**STATED PROBLEM:** Could you write out the records below exactly as they appear?

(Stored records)
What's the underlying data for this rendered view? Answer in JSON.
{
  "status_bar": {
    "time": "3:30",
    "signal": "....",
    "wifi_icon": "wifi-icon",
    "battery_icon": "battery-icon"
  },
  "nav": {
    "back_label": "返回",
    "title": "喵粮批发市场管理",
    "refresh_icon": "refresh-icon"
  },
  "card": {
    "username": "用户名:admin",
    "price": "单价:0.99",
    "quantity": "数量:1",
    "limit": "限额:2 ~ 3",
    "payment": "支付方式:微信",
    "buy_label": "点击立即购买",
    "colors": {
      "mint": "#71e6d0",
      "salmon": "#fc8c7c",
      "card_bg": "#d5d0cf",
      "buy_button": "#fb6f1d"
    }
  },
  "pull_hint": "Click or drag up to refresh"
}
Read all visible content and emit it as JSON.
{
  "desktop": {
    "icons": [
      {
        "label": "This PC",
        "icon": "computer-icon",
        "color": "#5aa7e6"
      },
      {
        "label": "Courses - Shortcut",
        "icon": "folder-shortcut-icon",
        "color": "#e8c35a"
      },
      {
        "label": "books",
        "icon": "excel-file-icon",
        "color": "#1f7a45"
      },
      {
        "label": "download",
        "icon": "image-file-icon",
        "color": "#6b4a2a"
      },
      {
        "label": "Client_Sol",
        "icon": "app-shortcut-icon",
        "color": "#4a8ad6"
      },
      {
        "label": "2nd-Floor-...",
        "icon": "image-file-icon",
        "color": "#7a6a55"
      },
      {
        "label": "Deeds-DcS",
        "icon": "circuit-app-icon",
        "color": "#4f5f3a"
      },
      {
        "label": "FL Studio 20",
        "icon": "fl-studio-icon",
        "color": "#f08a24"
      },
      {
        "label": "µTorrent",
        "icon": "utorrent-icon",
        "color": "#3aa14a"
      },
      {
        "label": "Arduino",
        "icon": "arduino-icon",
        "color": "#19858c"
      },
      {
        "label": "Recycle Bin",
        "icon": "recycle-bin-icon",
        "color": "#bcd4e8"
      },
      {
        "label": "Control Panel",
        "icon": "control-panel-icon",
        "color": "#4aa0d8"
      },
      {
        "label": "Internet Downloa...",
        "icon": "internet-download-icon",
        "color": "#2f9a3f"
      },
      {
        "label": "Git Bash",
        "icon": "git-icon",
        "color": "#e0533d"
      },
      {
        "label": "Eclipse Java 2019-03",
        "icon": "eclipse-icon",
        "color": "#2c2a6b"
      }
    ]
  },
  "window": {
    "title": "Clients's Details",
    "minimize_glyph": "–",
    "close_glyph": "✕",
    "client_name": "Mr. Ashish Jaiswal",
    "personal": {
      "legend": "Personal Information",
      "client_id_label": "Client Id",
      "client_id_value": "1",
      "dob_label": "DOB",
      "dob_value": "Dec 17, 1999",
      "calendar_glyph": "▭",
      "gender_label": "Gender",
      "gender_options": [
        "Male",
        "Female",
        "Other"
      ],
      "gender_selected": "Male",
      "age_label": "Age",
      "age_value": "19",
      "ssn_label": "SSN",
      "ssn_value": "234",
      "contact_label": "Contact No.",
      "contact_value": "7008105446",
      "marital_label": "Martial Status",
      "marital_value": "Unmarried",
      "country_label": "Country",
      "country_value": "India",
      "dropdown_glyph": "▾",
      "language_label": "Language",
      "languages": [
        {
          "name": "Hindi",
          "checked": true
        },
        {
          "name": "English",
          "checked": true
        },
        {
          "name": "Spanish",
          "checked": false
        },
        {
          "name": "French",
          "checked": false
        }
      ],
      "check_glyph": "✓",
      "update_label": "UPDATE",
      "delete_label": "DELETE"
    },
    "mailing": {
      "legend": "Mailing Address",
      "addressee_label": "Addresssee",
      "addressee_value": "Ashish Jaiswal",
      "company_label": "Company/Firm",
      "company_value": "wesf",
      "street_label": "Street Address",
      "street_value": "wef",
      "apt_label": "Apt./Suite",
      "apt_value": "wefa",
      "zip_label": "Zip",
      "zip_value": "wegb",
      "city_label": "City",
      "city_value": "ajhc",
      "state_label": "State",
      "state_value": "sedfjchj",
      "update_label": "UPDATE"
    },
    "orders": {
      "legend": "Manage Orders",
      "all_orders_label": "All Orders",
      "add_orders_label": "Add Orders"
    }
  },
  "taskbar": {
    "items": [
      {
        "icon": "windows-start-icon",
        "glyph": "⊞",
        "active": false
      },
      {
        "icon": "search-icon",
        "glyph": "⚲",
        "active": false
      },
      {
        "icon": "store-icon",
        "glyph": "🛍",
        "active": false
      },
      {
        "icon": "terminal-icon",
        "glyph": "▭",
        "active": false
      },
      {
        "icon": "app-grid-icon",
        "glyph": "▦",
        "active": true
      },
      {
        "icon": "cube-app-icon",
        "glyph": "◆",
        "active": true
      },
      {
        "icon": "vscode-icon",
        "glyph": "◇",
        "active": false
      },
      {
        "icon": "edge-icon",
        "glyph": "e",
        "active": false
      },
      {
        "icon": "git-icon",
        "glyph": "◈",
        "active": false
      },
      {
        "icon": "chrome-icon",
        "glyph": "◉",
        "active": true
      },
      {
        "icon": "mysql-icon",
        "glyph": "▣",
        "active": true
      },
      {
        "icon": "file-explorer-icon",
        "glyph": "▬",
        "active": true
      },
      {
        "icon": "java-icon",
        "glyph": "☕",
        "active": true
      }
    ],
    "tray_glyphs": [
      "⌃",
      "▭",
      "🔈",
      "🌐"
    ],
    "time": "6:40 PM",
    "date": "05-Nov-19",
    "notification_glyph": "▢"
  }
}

**WRITTEN ANSWER:**
What's the underlying data for this rendered view? Answer in JSON.
{
  "status_bar": {
    "time": "3:30",
    "signal": "....",
    "wifi_icon": "wifi-icon",
    "battery_icon": "battery-icon"
  },
  "nav": {
    "back_label": "返回",
    "title": "喵粮批发市场管理",
    "refresh_icon": "refresh-icon"
  },
  "card": {
    "username": "用户名:admin",
    "price": "单价:0.99",
    "quantity": "数量:1",
    "limit": "限额:2 ~ 3",
    "payment": "支付方式:微信",
    "buy_label": "点击立即购买",
    "colors": {
      "mint": "#71e6d0",
      "salmon": "#fc8c7c",
      "card_bg": "#d5d0cf",
      "buy_button": "#fb6f1d"
    }
  },
  "pull_hint": "Click or drag up to refresh"
}
Read all visible content and emit it as JSON.
{
  "desktop": {
    "icons": [
      {
        "label": "This PC",
        "icon": "computer-icon",
        "color": "#5aa7e6"
      },
      {
        "label": "Courses - Shortcut",
        "icon": "folder-shortcut-icon",
        "color": "#e8c35a"
      },
      {
        "label": "books",
        "icon": "excel-file-icon",
        "color": "#1f7a45"
      },
      {
        "label": "download",
        "icon": "image-file-icon",
        "color": "#6b4a2a"
      },
      {
        "label": "Client_Sol",
        "icon": "app-shortcut-icon",
        "color": "#4a8ad6"
      },
      {
        "label": "2nd-Floor-...",
        "icon": "image-file-icon",
        "color": "#7a6a55"
      },
      {
        "label": "Deeds-DcS",
        "icon": "circuit-app-icon",
        "color": "#4f5f3a"
      },
      {
        "label": "FL Studio 20",
        "icon": "fl-studio-icon",
        "color": "#f08a24"
      },
      {
        "label": "µTorrent",
        "icon": "utorrent-icon",
        "color": "#3aa14a"
      },
      {
        "label": "Arduino",
        "icon": "arduino-icon",
        "color": "#19858c"
      },
      {
        "label": "Recycle Bin",
        "icon": "recycle-bin-icon",
        "color": "#bcd4e8"
      },
      {
        "label": "Control Panel",
        "icon": "control-panel-icon",
        "color": "#4aa0d8"
      },
      {
        "label": "Internet Downloa...",
        "icon": "internet-download-icon",
        "color": "#2f9a3f"
      },
      {
        "label": "Git Bash",
        "icon": "git-icon",
        "color": "#e0533d"
      },
      {
        "label": "Eclipse Java 2019-03",
        "icon": "eclipse-icon",
        "color": "#2c2a6b"
      }
    ]
  },
  "window": {
    "title": "Clients's Details",
    "minimize_glyph": "–",
    "close_glyph": "✕",
    "client_name": "Mr. Ashish Jaiswal",
    "personal": {
      "legend": "Personal Information",
      "client_id_label": "Client Id",
      "client_id_value": "1",
      "dob_label": "DOB",
      "dob_value": "Dec 17, 1999",
      "calendar_glyph": "▭",
      "gender_label": "Gender",
      "gender_options": [
        "Male",
        "Female",
        "Other"
      ],
      "gender_selected": "Male",
      "age_label": "Age",
      "age_value": "19",
      "ssn_label": "SSN",
      "ssn_value": "234",
      "contact_label": "Contact No.",
      "contact_value": "7008105446",
      "marital_label": "Martial Status",
      "marital_value": "Unmarried",
      "country_label": "Country",
      "country_value": "India",
      "dropdown_glyph": "▾",
      "language_label": "Language",
      "languages": [
        {
          "name": "Hindi",
          "checked": true
        },
        {
          "name": "English",
          "checked": true
        },
        {
          "name": "Spanish",
          "checked": false
        },
        {
          "name": "French",
          "checked": false
        }
      ],
      "check_glyph": "✓",
      "update_label": "UPDATE",
      "delete_label": "DELETE"
    },
    "mailing": {
      "legend": "Mailing Address",
      "addressee_label": "Addresssee",
      "addressee_value": "Ashish Jaiswal",
      "company_label": "Company/Firm",
      "company_value": "wesf",
      "street_label": "Street Address",
      "street_value": "wef",
      "apt_label": "Apt./Suite",
      "apt_value": "wefa",
      "zip_label": "Zip",
      "zip_value": "wegb",
      "city_label": "City",
      "city_value": "ajhc",
      "state_label": "State",
      "state_value": "sedfjchj",
      "update_label": "UPDATE"
    },
    "orders": {
      "legend": "Manage Orders",
      "all_orders_label": "All Orders",
      "add_orders_label": "Add Orders"
    }
  },
  "taskbar": {
    "items": [
      {
        "icon": "windows-start-icon",
        "glyph": "⊞",
        "active": false
      },
      {
        "icon": "search-icon",
        "glyph": "⚲",
        "active": false
      },
      {
        "icon": "store-icon",
        "glyph": "🛍",
        "active": false
      },
      {
        "icon": "terminal-icon",
        "glyph": "▭",
        "active": false
      },
      {
        "icon": "app-grid-icon",
        "glyph": "▦",
        "active": true
      },
      {
        "icon": "cube-app-icon",
        "glyph": "◆",
        "active": true
      },
      {
        "icon": "vscode-icon",
        "glyph": "◇",
        "active": false
      },
      {
        "icon": "edge-icon",
        "glyph": "e",
        "active": false
      },
      {
        "icon": "git-icon",
        "glyph": "◈",
        "active": false
      },
      {
        "icon": "chrome-icon",
        "glyph": "◉",
        "active": true
      },
      {
        "icon": "mysql-icon",
        "glyph": "▣",
        "active": true
      },
      {
        "icon": "file-explorer-icon",
        "glyph": "▬",
        "active": true
      },
      {
        "icon": "java-icon",
        "glyph": "☕",
        "active": true
      }
    ],
    "tray_glyphs": [
      "⌃",
      "▭",
      "🔈",
      "🌐"
    ],
    "time": "6:40 PM",
    "date": "05-Nov-19",
    "notification_glyph": "▢"
  }
}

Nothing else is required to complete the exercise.